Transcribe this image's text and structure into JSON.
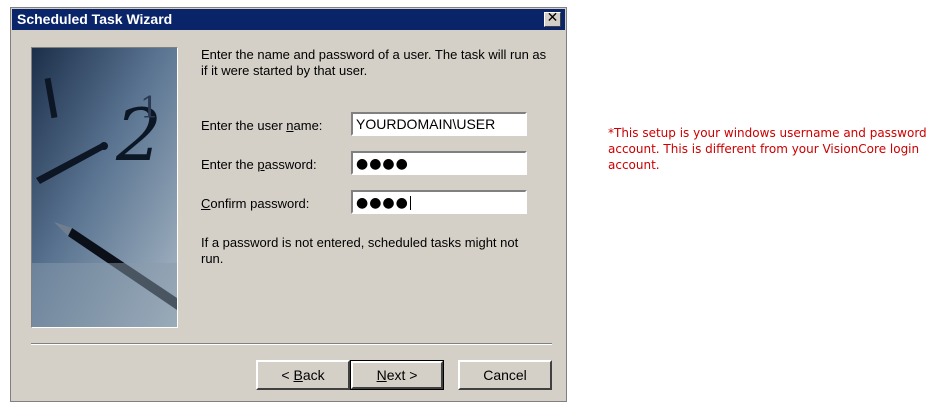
{
  "window": {
    "title": "Scheduled Task Wizard",
    "close_glyph": "✕"
  },
  "intro_text": "Enter the name and password of a user.  The task will run as if it were started by that user.",
  "fields": {
    "username": {
      "label_pre": "Enter the user ",
      "label_ul": "n",
      "label_post": "ame:",
      "value": "YOURDOMAIN\\USER"
    },
    "password": {
      "label_pre": "Enter the ",
      "label_ul": "p",
      "label_post": "assword:",
      "value": "●●●●"
    },
    "confirm": {
      "label_pre": "",
      "label_ul": "C",
      "label_post": "onfirm password:",
      "value": "●●●●"
    }
  },
  "warning_text": "If a password is not entered, scheduled tasks might not run.",
  "buttons": {
    "back": {
      "pre": "< ",
      "ul": "B",
      "post": "ack"
    },
    "next": {
      "pre": "",
      "ul": "N",
      "post": "ext >"
    },
    "cancel": {
      "label": "Cancel"
    }
  },
  "side_note": "*This setup is your windows username and password account. This is different from your VisionCore login account.",
  "colors": {
    "titlebar": "#0a246a",
    "dialog": "#d4d0c8",
    "note": "#cc0000"
  },
  "icons": {
    "close": "close-icon",
    "wizard_art": "clock-and-pen-illustration"
  }
}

|---|

Leave out the pictures and print each record exactly as it stands.

Transcribe this image's text and structure into JSON.
{
  "window": {
    "title": "Scheduled Task Wizard",
    "close_glyph": "✕"
  },
  "intro_text": "Enter the name and password of a user.  The task will run as if it were started by that user.",
  "fields": {
    "username": {
      "label_pre": "Enter the user ",
      "label_ul": "n",
      "label_post": "ame:",
      "value": "YOURDOMAIN\\USER"
    },
    "password": {
      "label_pre": "Enter the ",
      "label_ul": "p",
      "label_post": "assword:",
      "value": "●●●●"
    },
    "confirm": {
      "label_pre": "",
      "label_ul": "C",
      "label_post": "onfirm password:",
      "value": "●●●●"
    }
  },
  "warning_text": "If a password is not entered, scheduled tasks might not run.",
  "buttons": {
    "back": {
      "pre": "< ",
      "ul": "B",
      "post": "ack"
    },
    "next": {
      "pre": "",
      "ul": "N",
      "post": "ext >"
    },
    "cancel": {
      "label": "Cancel"
    }
  },
  "side_note": "*This setup is your windows username and password account. This is different from your VisionCore login account.",
  "colors": {
    "titlebar": "#0a246a",
    "dialog": "#d4d0c8",
    "note": "#cc0000"
  },
  "icons": {
    "close": "close-icon",
    "wizard_art": "clock-and-pen-illustration"
  }
}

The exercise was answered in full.